* BEGIN Rows *

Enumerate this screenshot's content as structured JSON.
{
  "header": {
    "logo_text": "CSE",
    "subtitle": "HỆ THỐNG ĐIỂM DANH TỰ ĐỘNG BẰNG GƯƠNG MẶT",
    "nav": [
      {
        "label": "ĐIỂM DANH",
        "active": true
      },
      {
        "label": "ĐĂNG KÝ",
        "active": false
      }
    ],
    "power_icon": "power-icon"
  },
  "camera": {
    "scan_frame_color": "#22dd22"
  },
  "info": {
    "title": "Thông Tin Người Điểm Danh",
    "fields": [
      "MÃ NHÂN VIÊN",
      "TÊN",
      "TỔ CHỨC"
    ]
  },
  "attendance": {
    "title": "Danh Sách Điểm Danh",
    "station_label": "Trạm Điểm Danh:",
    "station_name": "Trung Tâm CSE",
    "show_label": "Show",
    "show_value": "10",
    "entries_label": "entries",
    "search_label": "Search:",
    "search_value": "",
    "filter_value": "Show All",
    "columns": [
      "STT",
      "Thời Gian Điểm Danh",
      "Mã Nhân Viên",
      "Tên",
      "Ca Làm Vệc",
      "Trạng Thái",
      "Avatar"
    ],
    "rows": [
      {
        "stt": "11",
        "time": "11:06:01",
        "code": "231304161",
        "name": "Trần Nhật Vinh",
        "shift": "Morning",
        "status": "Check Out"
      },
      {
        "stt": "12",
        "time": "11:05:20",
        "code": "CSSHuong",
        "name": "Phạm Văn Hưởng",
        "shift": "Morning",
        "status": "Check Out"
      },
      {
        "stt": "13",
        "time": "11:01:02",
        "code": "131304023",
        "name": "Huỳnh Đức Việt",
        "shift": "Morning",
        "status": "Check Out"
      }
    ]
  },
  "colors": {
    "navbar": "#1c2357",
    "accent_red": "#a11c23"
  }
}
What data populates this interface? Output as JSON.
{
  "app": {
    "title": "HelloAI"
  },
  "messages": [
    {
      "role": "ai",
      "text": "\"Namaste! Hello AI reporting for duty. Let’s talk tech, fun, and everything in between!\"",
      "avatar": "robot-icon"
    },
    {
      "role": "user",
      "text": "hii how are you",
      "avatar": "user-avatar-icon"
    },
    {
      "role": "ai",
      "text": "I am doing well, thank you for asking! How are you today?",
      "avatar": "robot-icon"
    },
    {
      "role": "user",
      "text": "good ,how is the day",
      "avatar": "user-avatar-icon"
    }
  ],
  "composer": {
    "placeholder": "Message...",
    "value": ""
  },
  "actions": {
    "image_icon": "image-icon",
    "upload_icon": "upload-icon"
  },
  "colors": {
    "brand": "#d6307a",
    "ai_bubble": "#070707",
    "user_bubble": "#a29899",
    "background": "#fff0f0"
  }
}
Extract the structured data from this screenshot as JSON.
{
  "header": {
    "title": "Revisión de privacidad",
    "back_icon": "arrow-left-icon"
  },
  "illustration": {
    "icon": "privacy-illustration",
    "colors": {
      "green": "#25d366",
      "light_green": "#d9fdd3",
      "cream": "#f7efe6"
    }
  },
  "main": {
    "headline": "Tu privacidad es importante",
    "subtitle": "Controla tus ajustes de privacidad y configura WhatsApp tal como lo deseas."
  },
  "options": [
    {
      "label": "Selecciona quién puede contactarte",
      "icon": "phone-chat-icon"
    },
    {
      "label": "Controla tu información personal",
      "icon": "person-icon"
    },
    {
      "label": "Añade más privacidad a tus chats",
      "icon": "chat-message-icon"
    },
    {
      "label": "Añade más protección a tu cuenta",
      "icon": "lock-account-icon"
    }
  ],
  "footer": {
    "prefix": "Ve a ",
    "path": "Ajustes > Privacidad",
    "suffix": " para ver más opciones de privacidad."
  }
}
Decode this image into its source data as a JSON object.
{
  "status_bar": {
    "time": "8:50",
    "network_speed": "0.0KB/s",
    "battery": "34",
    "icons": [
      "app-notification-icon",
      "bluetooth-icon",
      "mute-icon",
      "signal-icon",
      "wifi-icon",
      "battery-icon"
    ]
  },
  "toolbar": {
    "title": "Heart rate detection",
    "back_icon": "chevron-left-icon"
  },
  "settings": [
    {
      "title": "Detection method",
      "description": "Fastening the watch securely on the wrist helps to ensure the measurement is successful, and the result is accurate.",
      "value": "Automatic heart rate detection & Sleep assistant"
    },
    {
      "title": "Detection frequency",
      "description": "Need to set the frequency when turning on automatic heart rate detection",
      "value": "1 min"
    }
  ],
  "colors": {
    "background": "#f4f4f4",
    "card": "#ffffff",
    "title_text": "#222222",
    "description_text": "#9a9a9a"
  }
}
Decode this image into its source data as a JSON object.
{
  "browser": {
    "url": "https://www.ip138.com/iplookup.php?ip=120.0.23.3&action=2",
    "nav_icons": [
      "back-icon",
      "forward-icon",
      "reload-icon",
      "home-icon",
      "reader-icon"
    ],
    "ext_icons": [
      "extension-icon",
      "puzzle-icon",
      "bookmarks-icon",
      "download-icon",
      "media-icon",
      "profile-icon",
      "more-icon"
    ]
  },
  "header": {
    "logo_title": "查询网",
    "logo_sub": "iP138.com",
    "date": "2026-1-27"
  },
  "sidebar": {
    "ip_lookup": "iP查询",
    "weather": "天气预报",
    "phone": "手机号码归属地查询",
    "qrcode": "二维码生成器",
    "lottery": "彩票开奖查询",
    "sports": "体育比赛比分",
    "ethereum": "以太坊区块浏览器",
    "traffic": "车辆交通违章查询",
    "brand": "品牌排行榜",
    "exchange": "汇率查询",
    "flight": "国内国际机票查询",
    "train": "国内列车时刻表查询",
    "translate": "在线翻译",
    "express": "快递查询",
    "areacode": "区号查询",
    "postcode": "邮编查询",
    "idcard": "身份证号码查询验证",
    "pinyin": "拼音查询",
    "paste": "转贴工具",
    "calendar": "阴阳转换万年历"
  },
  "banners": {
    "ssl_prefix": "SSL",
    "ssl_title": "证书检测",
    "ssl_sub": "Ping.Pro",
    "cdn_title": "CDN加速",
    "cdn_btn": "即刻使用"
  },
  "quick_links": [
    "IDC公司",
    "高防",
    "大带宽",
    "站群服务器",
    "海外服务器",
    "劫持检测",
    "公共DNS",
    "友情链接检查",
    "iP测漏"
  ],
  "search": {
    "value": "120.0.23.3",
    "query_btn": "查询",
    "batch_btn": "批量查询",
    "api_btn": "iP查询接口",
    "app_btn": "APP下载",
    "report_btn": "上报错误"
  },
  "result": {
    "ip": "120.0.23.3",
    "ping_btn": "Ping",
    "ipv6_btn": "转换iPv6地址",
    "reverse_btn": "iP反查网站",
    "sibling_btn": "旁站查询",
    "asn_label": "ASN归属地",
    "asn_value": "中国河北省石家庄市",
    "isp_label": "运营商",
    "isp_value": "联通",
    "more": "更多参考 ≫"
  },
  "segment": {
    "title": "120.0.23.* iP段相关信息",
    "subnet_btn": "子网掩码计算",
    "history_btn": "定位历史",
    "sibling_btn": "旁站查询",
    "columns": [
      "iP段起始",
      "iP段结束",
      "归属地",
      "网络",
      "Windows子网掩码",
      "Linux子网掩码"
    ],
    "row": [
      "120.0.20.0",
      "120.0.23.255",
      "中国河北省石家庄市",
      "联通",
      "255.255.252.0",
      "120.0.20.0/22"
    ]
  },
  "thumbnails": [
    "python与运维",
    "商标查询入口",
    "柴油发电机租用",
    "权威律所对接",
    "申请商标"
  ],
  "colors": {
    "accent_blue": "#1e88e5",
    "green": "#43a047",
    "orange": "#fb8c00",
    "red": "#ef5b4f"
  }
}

* END Rows *

▸ **Exercise**: Repeat the data verbatim.

▸ **Correct response**:
Enumerate this screenshot's content as structured JSON.
{
  "header": {
    "logo_text": "CSE",
    "subtitle": "HỆ THỐNG ĐIỂM DANH TỰ ĐỘNG BẰNG GƯƠNG MẶT",
    "nav": [
      {
        "label": "ĐIỂM DANH",
        "active": true
      },
      {
        "label": "ĐĂNG KÝ",
        "active": false
      }
    ],
    "power_icon": "power-icon"
  },
  "camera": {
    "scan_frame_color": "#22dd22"
  },
  "info": {
    "title": "Thông Tin Người Điểm Danh",
    "fields": [
      "MÃ NHÂN VIÊN",
      "TÊN",
      "TỔ CHỨC"
    ]
  },
  "attendance": {
    "title": "Danh Sách Điểm Danh",
    "station_label": "Trạm Điểm Danh:",
    "station_name": "Trung Tâm CSE",
    "show_label": "Show",
    "show_value": "10",
    "entries_label": "entries",
    "search_label": "Search:",
    "search_value": "",
    "filter_value": "Show All",
    "columns": [
      "STT",
      "Thời Gian Điểm Danh",
      "Mã Nhân Viên",
      "Tên",
      "Ca Làm Vệc",
      "Trạng Thái",
      "Avatar"
    ],
    "rows": [
      {
        "stt": "11",
        "time": "11:06:01",
        "code": "231304161",
        "name": "Trần Nhật Vinh",
        "shift": "Morning",
        "status": "Check Out"
      },
      {
        "stt": "12",
        "time": "11:05:20",
        "code": "CSSHuong",
        "name": "Phạm Văn Hưởng",
        "shift": "Morning",
        "status": "Check Out"
      },
      {
        "stt": "13",
        "time": "11:01:02",
        "code": "131304023",
        "name": "Huỳnh Đức Việt",
        "shift": "Morning",
        "status": "Check Out"
      }
    ]
  },
  "colors": {
    "navbar": "#1c2357",
    "accent_red": "#a11c23"
  }
}
What data populates this interface? Output as JSON.
{
  "app": {
    "title": "HelloAI"
  },
  "messages": [
    {
      "role": "ai",
      "text": "\"Namaste! Hello AI reporting for duty. Let’s talk tech, fun, and everything in between!\"",
      "avatar": "robot-icon"
    },
    {
      "role": "user",
      "text": "hii how are you",
      "avatar": "user-avatar-icon"
    },
    {
      "role": "ai",
      "text": "I am doing well, thank you for asking! How are you today?",
      "avatar": "robot-icon"
    },
    {
      "role": "user",
      "text": "good ,how is the day",
      "avatar": "user-avatar-icon"
    }
  ],
  "composer": {
    "placeholder": "Message...",
    "value": ""
  },
  "actions": {
    "image_icon": "image-icon",
    "upload_icon": "upload-icon"
  },
  "colors": {
    "brand": "#d6307a",
    "ai_bubble": "#070707",
    "user_bubble": "#a29899",
    "background": "#fff0f0"
  }
}
Extract the structured data from this screenshot as JSON.
{
  "header": {
    "title": "Revisión de privacidad",
    "back_icon": "arrow-left-icon"
  },
  "illustration": {
    "icon": "privacy-illustration",
    "colors": {
      "green": "#25d366",
      "light_green": "#d9fdd3",
      "cream": "#f7efe6"
    }
  },
  "main": {
    "headline": "Tu privacidad es importante",
    "subtitle": "Controla tus ajustes de privacidad y configura WhatsApp tal como lo deseas."
  },
  "options": [
    {
      "label": "Selecciona quién puede contactarte",
      "icon": "phone-chat-icon"
    },
    {
      "label": "Controla tu información personal",
      "icon": "person-icon"
    },
    {
      "label": "Añade más privacidad a tus chats",
      "icon": "chat-message-icon"
    },
    {
      "label": "Añade más protección a tu cuenta",
      "icon": "lock-account-icon"
    }
  ],
  "footer": {
    "prefix": "Ve a ",
    "path": "Ajustes > Privacidad",
    "suffix": " para ver más opciones de privacidad."
  }
}
Decode this image into its source data as a JSON object.
{
  "status_bar": {
    "time": "8:50",
    "network_speed": "0.0KB/s",
    "battery": "34",
    "icons": [
      "app-notification-icon",
      "bluetooth-icon",
      "mute-icon",
      "signal-icon",
      "wifi-icon",
      "battery-icon"
    ]
  },
  "toolbar": {
    "title": "Heart rate detection",
    "back_icon": "chevron-left-icon"
  },
  "settings": [
    {
      "title": "Detection method",
      "description": "Fastening the watch securely on the wrist helps to ensure the measurement is successful, and the result is accurate.",
      "value": "Automatic heart rate detection & Sleep assistant"
    },
    {
      "title": "Detection frequency",
      "description": "Need to set the frequency when turning on automatic heart rate detection",
      "value": "1 min"
    }
  ],
  "colors": {
    "background": "#f4f4f4",
    "card": "#ffffff",
    "title_text": "#222222",
    "description_text": "#9a9a9a"
  }
}
Decode this image into its source data as a JSON object.
{
  "browser": {
    "url": "https://www.ip138.com/iplookup.php?ip=120.0.23.3&action=2",
    "nav_icons": [
      "back-icon",
      "forward-icon",
      "reload-icon",
      "home-icon",
      "reader-icon"
    ],
    "ext_icons": [
      "extension-icon",
      "puzzle-icon",
      "bookmarks-icon",
      "download-icon",
      "media-icon",
      "profile-icon",
      "more-icon"
    ]
  },
  "header": {
    "logo_title": "查询网",
    "logo_sub": "iP138.com",
    "date": "2026-1-27"
  },
  "sidebar": {
    "ip_lookup": "iP查询",
    "weather": "天气预报",
    "phone": "手机号码归属地查询",
    "qrcode": "二维码生成器",
    "lottery": "彩票开奖查询",
    "sports": "体育比赛比分",
    "ethereum": "以太坊区块浏览器",
    "traffic": "车辆交通违章查询",
    "brand": "品牌排行榜",
    "exchange": "汇率查询",
    "flight": "国内国际机票查询",
    "train": "国内列车时刻表查询",
    "translate": "在线翻译",
    "express": "快递查询",
    "areacode": "区号查询",
    "postcode": "邮编查询",
    "idcard": "身份证号码查询验证",
    "pinyin": "拼音查询",
    "paste": "转贴工具",
    "calendar": "阴阳转换万年历"
  },
  "banners": {
    "ssl_prefix": "SSL",
    "ssl_title": "证书检测",
    "ssl_sub": "Ping.Pro",
    "cdn_title": "CDN加速",
    "cdn_btn": "即刻使用"
  },
  "quick_links": [
    "IDC公司",
    "高防",
    "大带宽",
    "站群服务器",
    "海外服务器",
    "劫持检测",
    "公共DNS",
    "友情链接检查",
    "iP测漏"
  ],
  "search": {
    "value": "120.0.23.3",
    "query_btn": "查询",
    "batch_btn": "批量查询",
    "api_btn": "iP查询接口",
    "app_btn": "APP下载",
    "report_btn": "上报错误"
  },
  "result": {
    "ip": "120.0.23.3",
    "ping_btn": "Ping",
    "ipv6_btn": "转换iPv6地址",
    "reverse_btn": "iP反查网站",
    "sibling_btn": "旁站查询",
    "asn_label": "ASN归属地",
    "asn_value": "中国河北省石家庄市",
    "isp_label": "运营商",
    "isp_value": "联通",
    "more": "更多参考 ≫"
  },
  "segment": {
    "title": "120.0.23.* iP段相关信息",
    "subnet_btn": "子网掩码计算",
    "history_btn": "定位历史",
    "sibling_btn": "旁站查询",
    "columns": [
      "iP段起始",
      "iP段结束",
      "归属地",
      "网络",
      "Windows子网掩码",
      "Linux子网掩码"
    ],
    "row": [
      "120.0.20.0",
      "120.0.23.255",
      "中国河北省石家庄市",
      "联通",
      "255.255.252.0",
      "120.0.20.0/22"
    ]
  },
  "thumbnails": [
    "python与运维",
    "商标查询入口",
    "柴油发电机租用",
    "权威律所对接",
    "申请商标"
  ],
  "colors": {
    "accent_blue": "#1e88e5",
    "green": "#43a047",
    "orange": "#fb8c00",
    "red": "#ef5b4f"
  }
}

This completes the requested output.